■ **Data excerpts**
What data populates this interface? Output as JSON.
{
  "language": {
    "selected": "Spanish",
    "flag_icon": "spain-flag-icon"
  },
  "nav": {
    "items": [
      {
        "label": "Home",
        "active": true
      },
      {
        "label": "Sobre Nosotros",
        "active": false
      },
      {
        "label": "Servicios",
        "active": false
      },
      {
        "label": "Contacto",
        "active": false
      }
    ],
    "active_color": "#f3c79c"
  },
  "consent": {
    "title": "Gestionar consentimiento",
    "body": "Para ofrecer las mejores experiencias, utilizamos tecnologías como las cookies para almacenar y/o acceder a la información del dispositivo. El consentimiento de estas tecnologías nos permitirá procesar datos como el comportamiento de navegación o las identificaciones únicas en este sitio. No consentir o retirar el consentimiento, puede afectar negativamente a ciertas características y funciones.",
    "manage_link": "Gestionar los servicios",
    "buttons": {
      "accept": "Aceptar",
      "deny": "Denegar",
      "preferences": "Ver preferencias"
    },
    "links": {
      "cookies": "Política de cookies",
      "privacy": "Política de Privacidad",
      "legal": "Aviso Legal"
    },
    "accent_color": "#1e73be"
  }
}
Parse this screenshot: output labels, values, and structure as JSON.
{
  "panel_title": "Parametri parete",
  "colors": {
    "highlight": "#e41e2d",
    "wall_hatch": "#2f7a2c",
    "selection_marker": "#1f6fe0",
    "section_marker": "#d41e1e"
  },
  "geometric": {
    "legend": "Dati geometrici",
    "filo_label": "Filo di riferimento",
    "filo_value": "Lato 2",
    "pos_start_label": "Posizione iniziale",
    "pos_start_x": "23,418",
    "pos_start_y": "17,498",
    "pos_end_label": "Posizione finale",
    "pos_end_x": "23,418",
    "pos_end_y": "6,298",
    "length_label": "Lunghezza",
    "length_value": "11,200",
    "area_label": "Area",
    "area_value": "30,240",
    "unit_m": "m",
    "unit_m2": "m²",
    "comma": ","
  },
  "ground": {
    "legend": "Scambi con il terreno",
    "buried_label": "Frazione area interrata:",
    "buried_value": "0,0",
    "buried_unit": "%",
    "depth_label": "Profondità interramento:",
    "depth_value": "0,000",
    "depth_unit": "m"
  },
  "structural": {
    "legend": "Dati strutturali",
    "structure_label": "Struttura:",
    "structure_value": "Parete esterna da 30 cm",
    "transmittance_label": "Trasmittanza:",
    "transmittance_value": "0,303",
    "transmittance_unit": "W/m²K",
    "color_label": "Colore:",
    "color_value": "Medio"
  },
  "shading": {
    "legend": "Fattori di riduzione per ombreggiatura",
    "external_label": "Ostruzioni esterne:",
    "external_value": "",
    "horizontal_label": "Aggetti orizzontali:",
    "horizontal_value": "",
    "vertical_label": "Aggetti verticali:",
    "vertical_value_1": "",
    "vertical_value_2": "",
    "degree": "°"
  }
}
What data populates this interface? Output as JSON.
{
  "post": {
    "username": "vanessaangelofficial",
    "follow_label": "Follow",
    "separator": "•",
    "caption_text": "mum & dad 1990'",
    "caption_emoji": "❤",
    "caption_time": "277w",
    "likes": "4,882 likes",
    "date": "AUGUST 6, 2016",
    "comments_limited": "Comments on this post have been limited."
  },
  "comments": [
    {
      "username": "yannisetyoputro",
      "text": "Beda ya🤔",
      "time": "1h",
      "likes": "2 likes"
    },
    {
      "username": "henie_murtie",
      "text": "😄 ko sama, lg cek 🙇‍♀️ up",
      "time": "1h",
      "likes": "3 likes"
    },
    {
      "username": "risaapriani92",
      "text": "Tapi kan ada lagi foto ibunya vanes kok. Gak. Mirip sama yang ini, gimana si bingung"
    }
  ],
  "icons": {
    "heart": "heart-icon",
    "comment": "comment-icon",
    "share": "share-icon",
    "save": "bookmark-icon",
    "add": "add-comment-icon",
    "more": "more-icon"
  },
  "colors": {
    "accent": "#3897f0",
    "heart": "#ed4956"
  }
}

■ **WRITTEN TASK**
Write out the whole listing exactly.

■ **FULL RESPONSE**
What data populates this interface? Output as JSON.
{
  "language": {
    "selected": "Spanish",
    "flag_icon": "spain-flag-icon"
  },
  "nav": {
    "items": [
      {
        "label": "Home",
        "active": true
      },
      {
        "label": "Sobre Nosotros",
        "active": false
      },
      {
        "label": "Servicios",
        "active": false
      },
      {
        "label": "Contacto",
        "active": false
      }
    ],
    "active_color": "#f3c79c"
  },
  "consent": {
    "title": "Gestionar consentimiento",
    "body": "Para ofrecer las mejores experiencias, utilizamos tecnologías como las cookies para almacenar y/o acceder a la información del dispositivo. El consentimiento de estas tecnologías nos permitirá procesar datos como el comportamiento de navegación o las identificaciones únicas en este sitio. No consentir o retirar el consentimiento, puede afectar negativamente a ciertas características y funciones.",
    "manage_link": "Gestionar los servicios",
    "buttons": {
      "accept": "Aceptar",
      "deny": "Denegar",
      "preferences": "Ver preferencias"
    },
    "links": {
      "cookies": "Política de cookies",
      "privacy": "Política de Privacidad",
      "legal": "Aviso Legal"
    },
    "accent_color": "#1e73be"
  }
}
Parse this screenshot: output labels, values, and structure as JSON.
{
  "panel_title": "Parametri parete",
  "colors": {
    "highlight": "#e41e2d",
    "wall_hatch": "#2f7a2c",
    "selection_marker": "#1f6fe0",
    "section_marker": "#d41e1e"
  },
  "geometric": {
    "legend": "Dati geometrici",
    "filo_label": "Filo di riferimento",
    "filo_value": "Lato 2",
    "pos_start_label": "Posizione iniziale",
    "pos_start_x": "23,418",
    "pos_start_y": "17,498",
    "pos_end_label": "Posizione finale",
    "pos_end_x": "23,418",
    "pos_end_y": "6,298",
    "length_label": "Lunghezza",
    "length_value": "11,200",
    "area_label": "Area",
    "area_value": "30,240",
    "unit_m": "m",
    "unit_m2": "m²",
    "comma": ","
  },
  "ground": {
    "legend": "Scambi con il terreno",
    "buried_label": "Frazione area interrata:",
    "buried_value": "0,0",
    "buried_unit": "%",
    "depth_label": "Profondità interramento:",
    "depth_value": "0,000",
    "depth_unit": "m"
  },
  "structural": {
    "legend": "Dati strutturali",
    "structure_label": "Struttura:",
    "structure_value": "Parete esterna da 30 cm",
    "transmittance_label": "Trasmittanza:",
    "transmittance_value": "0,303",
    "transmittance_unit": "W/m²K",
    "color_label": "Colore:",
    "color_value": "Medio"
  },
  "shading": {
    "legend": "Fattori di riduzione per ombreggiatura",
    "external_label": "Ostruzioni esterne:",
    "external_value": "",
    "horizontal_label": "Aggetti orizzontali:",
    "horizontal_value": "",
    "vertical_label": "Aggetti verticali:",
    "vertical_value_1": "",
    "vertical_value_2": "",
    "degree": "°"
  }
}
What data populates this interface? Output as JSON.
{
  "post": {
    "username": "vanessaangelofficial",
    "follow_label": "Follow",
    "separator": "•",
    "caption_text": "mum & dad 1990'",
    "caption_emoji": "❤",
    "caption_time": "277w",
    "likes": "4,882 likes",
    "date": "AUGUST 6, 2016",
    "comments_limited": "Comments on this post have been limited."
  },
  "comments": [
    {
      "username": "yannisetyoputro",
      "text": "Beda ya🤔",
      "time": "1h",
      "likes": "2 likes"
    },
    {
      "username": "henie_murtie",
      "text": "😄 ko sama, lg cek 🙇‍♀️ up",
      "time": "1h",
      "likes": "3 likes"
    },
    {
      "username": "risaapriani92",
      "text": "Tapi kan ada lagi foto ibunya vanes kok. Gak. Mirip sama yang ini, gimana si bingung"
    }
  ],
  "icons": {
    "heart": "heart-icon",
    "comment": "comment-icon",
    "share": "share-icon",
    "save": "bookmark-icon",
    "add": "add-comment-icon",
    "more": "more-icon"
  },
  "colors": {
    "accent": "#3897f0",
    "heart": "#ed4956"
  }
}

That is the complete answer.